-- start --

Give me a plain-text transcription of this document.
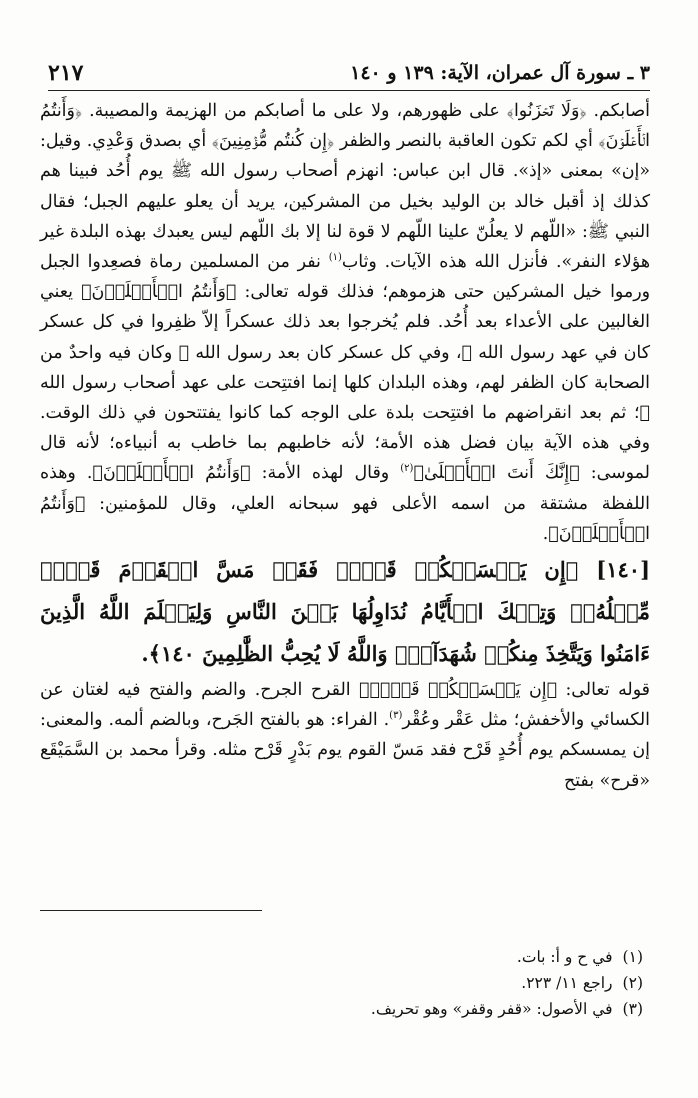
٣ ـ سورة آل عمران، الآية: ١٣٩ و ١٤٠
٢١٧

أصابكم. ﴿وَلَا تَحۡزَنُوا﴾ على ظهورهم، ولا على ما أصابكم من الهزيمة والمصيبة. ﴿وَأَنتُمُ الۡأَعۡلَوۡنَ﴾ أي لكم تكون العاقبة بالنصر والظفر ﴿إِن كُنتُم مُّؤۡمِنِينَ﴾ أي بصدق وَعْدِي. وقيل: «إن» بمعنى «إذ». قال ابن عباس: انهزم أصحاب رسول الله ﷺ يوم أُحُد فبينا هم كذلك إذ أقبل خالد بن الوليد بخيل من المشركين، يريد أن يعلو عليهم الجبل؛ فقال النبي ﷺ: «اللّهم لا يعلُنّ علينا اللّهم لا قوة لنا إلا بك اللّهم ليس يعبدك بهذه البلدة غير هؤلاء النفر». فأنزل الله هذه الآيات. وثاب$^{(١)}$ نفر من المسلمين رماة فصعِدوا الجبل ورموا خيل المشركين حتى هزموهم؛ فذلك قوله تعالى: ﴿وَأَنتُمُ الۡأَعۡلَوۡنَ﴾ يعني الغالبين على الأعداء بعد أُحُد. فلم يُخرجوا بعد ذلك عسكراً إلاّ ظفِروا في كل عسكر كان في عهد رسول الله ﷺ، وفي كل عسكر كان بعد رسول الله ﷺ وكان فيه واحدٌ من الصحابة كان الظفر لهم، وهذه البلدان كلها إنما افتتِحت على عهد أصحاب رسول الله ﷺ؛ ثم بعد انقراضهم ما افتتِحت بلدة على الوجه كما كانوا يفتتحون في ذلك الوقت. وفي هذه الآية بيان فضل هذه الأمة؛ لأنه خاطبهم بما خاطب به أنبياءه؛ لأنه قال لموسى: ﴿إِنَّكَ أَنتَ الۡأَعۡلَىٰ﴾$^{(٢)}$ وقال لهذه الأمة: ﴿وَأَنتُمُ الۡأَعۡلَوۡنَ﴾. وهذه اللفظة مشتقة من اسمه الأعلى فهو سبحانه العلي، وقال للمؤمنين: ﴿وَأَنتُمُ الۡأَعۡلَوۡنَ﴾.

[١٤٠] ﴿إِن يَمۡسَسۡكُمۡ قَرۡحٞ فَقَدۡ مَسَّ الۡقَوۡمَ قَرۡحٞ مِّثۡلُهُۥۚ وَتِلۡكَ الۡأَيَّامُ نُدَاوِلُهَا بَيۡنَ النَّاسِ وَلِيَعۡلَمَ اللَّهُ الَّذِينَ ءَامَنُوا وَيَتَّخِذَ مِنكُمۡ شُهَدَآءَۗ وَاللَّهُ لَا يُحِبُّ الظَّٰلِمِينَ ١٤٠﴾.

قوله تعالى: ﴿إِن يَمۡسَسۡكُمۡ قَرۡحٞ﴾ القرح الجرح. والضم والفتح فيه لغتان عن الكسائي والأخفش؛ مثل عَقْر وعُقْر$^{(٣)}$. الفراء: هو بالفتح الجَرح، وبالضم ألمه. والمعنى: إن يمسسكم يوم أُحُدٍ قَرْح فقد مَسّ القوم يوم بَدْرٍ قَرْح مثله. وقرأ محمد بن السَّمَيْقَع «قرح» بفتح

(١)في ح و أ: بات.
(٢)راجع ١١/ ٢٢٣.
(٣)في الأصول: «قفر وقفر» وهو تحريف.
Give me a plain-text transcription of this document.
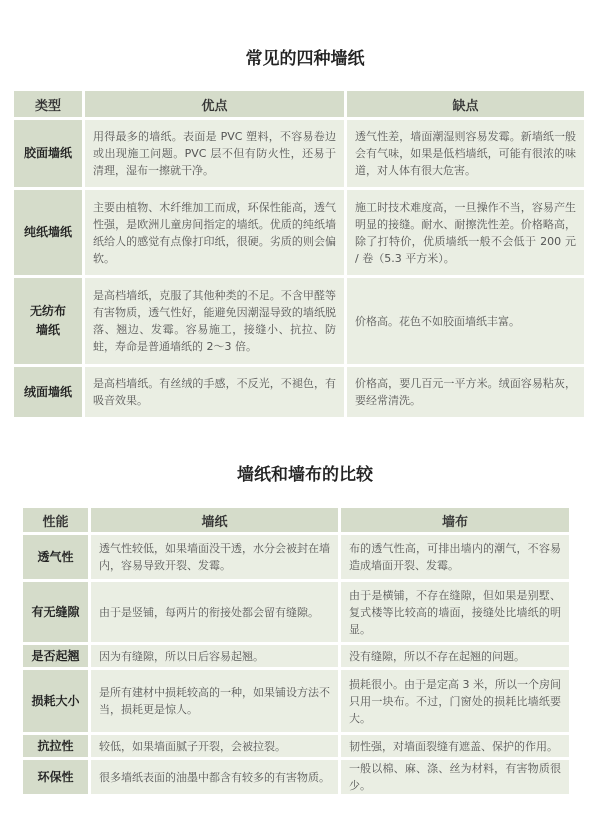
常见的四种墙纸
类型	优点	缺点
胶面墙纸	用得最多的墙纸。表面是 PVC 塑料，不容易卷边或出现施工问题。PVC 层不但有防火性，还易于清理，湿布一擦就干净。	透气性差，墙面潮湿则容易发霉。新墙纸一般会有气味，如果是低档墙纸，可能有很浓的味道，对人体有很大危害。
纯纸墙纸	主要由植物、木纤维加工而成，环保性能高，透气性强，是欧洲儿童房间指定的墙纸。优质的纯纸墙纸给人的感觉有点像打印纸，很硬。劣质的则会偏软。	施工时技术难度高，一旦操作不当，容易产生明显的接缝。耐水、耐擦洗性差。价格略高，除了打特价，优质墙纸一般不会低于 200 元 / 卷（5.3 平方米）。
无纺布墙纸	是高档墙纸，克服了其他种类的不足。不含甲醛等有害物质，透气性好，能避免因潮湿导致的墙纸脱落、翘边、发霉。容易施工，接缝小、抗拉、防蛀，寿命是普通墙纸的 2～3 倍。	价格高。花色不如胶面墙纸丰富。
绒面墙纸	是高档墙纸。有丝绒的手感，不反光，不褪色，有吸音效果。	价格高，要几百元一平方米。绒面容易粘灰，要经常清洗。
墙纸和墙布的比较
性能	墙纸	墙布
透气性	透气性较低，如果墙面没干透，水分会被封在墙内，容易导致开裂、发霉。	布的透气性高，可排出墙内的潮气，不容易造成墙面开裂、发霉。
有无缝隙	由于是竖铺，每两片的衔接处都会留有缝隙。	由于是横铺，不存在缝隙，但如果是别墅、复式楼等比较高的墙面，接缝处比墙纸的明显。
是否起翘	因为有缝隙，所以日后容易起翘。	没有缝隙，所以不存在起翘的问题。
损耗大小	是所有建材中损耗较高的一种，如果铺设方法不当，损耗更是惊人。	损耗很小。由于是定高 3 米，所以一个房间只用一块布。不过，门窗处的损耗比墙纸要大。
抗拉性	较低，如果墙面腻子开裂，会被拉裂。	韧性强，对墙面裂缝有遮盖、保护的作用。
环保性	很多墙纸表面的油墨中都含有较多的有害物质。	一般以棉、麻、涤、丝为材料，有害物质很少。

-- end --

* **The problem**
Write out every record above exactly as it stands, but leave out the pictures.

* **Result for this task**
Give me a plain-text transcription of this document.
٣ ـ سورة آل عمران، الآية: ١٣٩ و ١٤٠
٢١٧

أصابكم. ﴿وَلَا تَحۡزَنُوا﴾ على ظهورهم، ولا على ما أصابكم من الهزيمة والمصيبة. ﴿وَأَنتُمُ الۡأَعۡلَوۡنَ﴾ أي لكم تكون العاقبة بالنصر والظفر ﴿إِن كُنتُم مُّؤۡمِنِينَ﴾ أي بصدق وَعْدِي. وقيل: «إن» بمعنى «إذ». قال ابن عباس: انهزم أصحاب رسول الله ﷺ يوم أُحُد فبينا هم كذلك إذ أقبل خالد بن الوليد بخيل من المشركين، يريد أن يعلو عليهم الجبل؛ فقال النبي ﷺ: «اللّهم لا يعلُنّ علينا اللّهم لا قوة لنا إلا بك اللّهم ليس يعبدك بهذه البلدة غير هؤلاء النفر». فأنزل الله هذه الآيات. وثاب$^{(١)}$ نفر من المسلمين رماة فصعِدوا الجبل ورموا خيل المشركين حتى هزموهم؛ فذلك قوله تعالى: ﴿وَأَنتُمُ الۡأَعۡلَوۡنَ﴾ يعني الغالبين على الأعداء بعد أُحُد. فلم يُخرجوا بعد ذلك عسكراً إلاّ ظفِروا في كل عسكر كان في عهد رسول الله ﷺ، وفي كل عسكر كان بعد رسول الله ﷺ وكان فيه واحدٌ من الصحابة كان الظفر لهم، وهذه البلدان كلها إنما افتتِحت على عهد أصحاب رسول الله ﷺ؛ ثم بعد انقراضهم ما افتتِحت بلدة على الوجه كما كانوا يفتتحون في ذلك الوقت. وفي هذه الآية بيان فضل هذه الأمة؛ لأنه خاطبهم بما خاطب به أنبياءه؛ لأنه قال لموسى: ﴿إِنَّكَ أَنتَ الۡأَعۡلَىٰ﴾$^{(٢)}$ وقال لهذه الأمة: ﴿وَأَنتُمُ الۡأَعۡلَوۡنَ﴾. وهذه اللفظة مشتقة من اسمه الأعلى فهو سبحانه العلي، وقال للمؤمنين: ﴿وَأَنتُمُ الۡأَعۡلَوۡنَ﴾.

[١٤٠] ﴿إِن يَمۡسَسۡكُمۡ قَرۡحٞ فَقَدۡ مَسَّ الۡقَوۡمَ قَرۡحٞ مِّثۡلُهُۥۚ وَتِلۡكَ الۡأَيَّامُ نُدَاوِلُهَا بَيۡنَ النَّاسِ وَلِيَعۡلَمَ اللَّهُ الَّذِينَ ءَامَنُوا وَيَتَّخِذَ مِنكُمۡ شُهَدَآءَۗ وَاللَّهُ لَا يُحِبُّ الظَّٰلِمِينَ ١٤٠﴾.

قوله تعالى: ﴿إِن يَمۡسَسۡكُمۡ قَرۡحٞ﴾ القرح الجرح. والضم والفتح فيه لغتان عن الكسائي والأخفش؛ مثل عَقْر وعُقْر$^{(٣)}$. الفراء: هو بالفتح الجَرح، وبالضم ألمه. والمعنى: إن يمسسكم يوم أُحُدٍ قَرْح فقد مَسّ القوم يوم بَدْرٍ قَرْح مثله. وقرأ محمد بن السَّمَيْقَع «قرح» بفتح

(١)في ح و أ: بات.
(٢)راجع ١١/ ٢٢٣.
(٣)في الأصول: «قفر وقفر» وهو تحريف.
Give me a plain-text transcription of this document.
常见的四种墙纸
类型	优点	缺点
胶面墙纸	用得最多的墙纸。表面是 PVC 塑料，不容易卷边或出现施工问题。PVC 层不但有防火性，还易于清理，湿布一擦就干净。	透气性差，墙面潮湿则容易发霉。新墙纸一般会有气味，如果是低档墙纸，可能有很浓的味道，对人体有很大危害。
纯纸墙纸	主要由植物、木纤维加工而成，环保性能高，透气性强，是欧洲儿童房间指定的墙纸。优质的纯纸墙纸给人的感觉有点像打印纸，很硬。劣质的则会偏软。	施工时技术难度高，一旦操作不当，容易产生明显的接缝。耐水、耐擦洗性差。价格略高，除了打特价，优质墙纸一般不会低于 200 元 / 卷（5.3 平方米）。
无纺布墙纸	是高档墙纸，克服了其他种类的不足。不含甲醛等有害物质，透气性好，能避免因潮湿导致的墙纸脱落、翘边、发霉。容易施工，接缝小、抗拉、防蛀，寿命是普通墙纸的 2～3 倍。	价格高。花色不如胶面墙纸丰富。
绒面墙纸	是高档墙纸。有丝绒的手感，不反光，不褪色，有吸音效果。	价格高，要几百元一平方米。绒面容易粘灰，要经常清洗。
墙纸和墙布的比较
性能	墙纸	墙布
透气性	透气性较低，如果墙面没干透，水分会被封在墙内，容易导致开裂、发霉。	布的透气性高，可排出墙内的潮气，不容易造成墙面开裂、发霉。
有无缝隙	由于是竖铺，每两片的衔接处都会留有缝隙。	由于是横铺，不存在缝隙，但如果是别墅、复式楼等比较高的墙面，接缝处比墙纸的明显。
是否起翘	因为有缝隙，所以日后容易起翘。	没有缝隙，所以不存在起翘的问题。
损耗大小	是所有建材中损耗较高的一种，如果铺设方法不当，损耗更是惊人。	损耗很小。由于是定高 3 米，所以一个房间只用一块布。不过，门窗处的损耗比墙纸要大。
抗拉性	较低，如果墙面腻子开裂，会被拉裂。	韧性强，对墙面裂缝有遮盖、保护的作用。
环保性	很多墙纸表面的油墨中都含有较多的有害物质。	一般以棉、麻、涤、丝为材料，有害物质很少。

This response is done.